(Extracted data entries)

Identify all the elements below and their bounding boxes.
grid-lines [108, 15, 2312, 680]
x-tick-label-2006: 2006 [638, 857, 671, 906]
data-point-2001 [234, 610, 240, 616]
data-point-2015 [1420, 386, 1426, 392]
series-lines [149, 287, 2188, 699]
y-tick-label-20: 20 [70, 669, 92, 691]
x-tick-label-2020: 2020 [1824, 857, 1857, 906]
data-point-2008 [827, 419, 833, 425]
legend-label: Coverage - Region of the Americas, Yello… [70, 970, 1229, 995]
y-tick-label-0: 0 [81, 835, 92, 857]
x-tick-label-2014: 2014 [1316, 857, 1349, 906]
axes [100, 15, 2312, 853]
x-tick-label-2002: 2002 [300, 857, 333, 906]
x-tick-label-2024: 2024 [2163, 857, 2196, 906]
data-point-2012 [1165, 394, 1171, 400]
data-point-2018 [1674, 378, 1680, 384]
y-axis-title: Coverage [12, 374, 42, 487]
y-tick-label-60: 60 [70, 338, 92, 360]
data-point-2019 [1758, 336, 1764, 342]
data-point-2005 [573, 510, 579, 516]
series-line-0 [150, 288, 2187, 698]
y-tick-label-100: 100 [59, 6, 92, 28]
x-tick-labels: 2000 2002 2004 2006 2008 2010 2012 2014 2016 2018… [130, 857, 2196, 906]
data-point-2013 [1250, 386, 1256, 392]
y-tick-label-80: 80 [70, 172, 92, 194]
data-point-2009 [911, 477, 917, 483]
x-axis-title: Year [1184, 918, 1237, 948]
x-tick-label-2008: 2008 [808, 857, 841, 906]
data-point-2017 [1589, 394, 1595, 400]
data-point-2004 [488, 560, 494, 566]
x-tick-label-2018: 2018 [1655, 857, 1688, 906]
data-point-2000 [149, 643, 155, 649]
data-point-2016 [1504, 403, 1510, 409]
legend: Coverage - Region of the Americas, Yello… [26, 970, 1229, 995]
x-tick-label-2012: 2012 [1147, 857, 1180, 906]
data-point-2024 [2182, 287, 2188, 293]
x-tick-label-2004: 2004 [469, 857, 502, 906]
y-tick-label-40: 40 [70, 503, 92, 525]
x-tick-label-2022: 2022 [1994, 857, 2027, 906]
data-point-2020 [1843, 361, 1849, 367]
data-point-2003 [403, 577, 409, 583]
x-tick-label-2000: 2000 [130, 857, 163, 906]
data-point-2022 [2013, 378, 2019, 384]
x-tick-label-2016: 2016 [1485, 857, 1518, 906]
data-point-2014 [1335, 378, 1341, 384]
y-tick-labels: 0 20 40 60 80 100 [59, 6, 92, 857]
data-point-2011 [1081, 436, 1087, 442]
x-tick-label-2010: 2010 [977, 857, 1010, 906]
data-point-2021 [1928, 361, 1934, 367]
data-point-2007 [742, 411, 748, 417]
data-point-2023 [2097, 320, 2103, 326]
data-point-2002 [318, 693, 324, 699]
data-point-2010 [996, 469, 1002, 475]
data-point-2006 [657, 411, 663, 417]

> **Do this**:
Rewrite the records as a JSON list of strings, one string per line with blank lines left out, from the start of the records through the line with "y-axis-title: Coverage [12, 374, 42, 487]".

> **Answer to this problem**:
[
  "Identify all the elements below and their bounding boxes.",
  "grid-lines [108, 15, 2312, 680]",
  "x-tick-label-2006: 2006 [638, 857, 671, 906]",
  "data-point-2001 [234, 610, 240, 616]",
  "data-point-2015 [1420, 386, 1426, 392]",
  "series-lines [149, 287, 2188, 699]",
  "y-tick-label-20: 20 [70, 669, 92, 691]",
  "x-tick-label-2020: 2020 [1824, 857, 1857, 906]",
  "data-point-2008 [827, 419, 833, 425]",
  "legend-label: Coverage - Region of the Americas, Yello… [70, 970, 1229, 995]",
  "y-tick-label-0: 0 [81, 835, 92, 857]",
  "x-tick-label-2014: 2014 [1316, 857, 1349, 906]",
  "axes [100, 15, 2312, 853]",
  "x-tick-label-2002: 2002 [300, 857, 333, 906]",
  "x-tick-label-2024: 2024 [2163, 857, 2196, 906]",
  "data-point-2012 [1165, 394, 1171, 400]",
  "data-point-2018 [1674, 378, 1680, 384]",
  "y-axis-title: Coverage [12, 374, 42, 487]"
]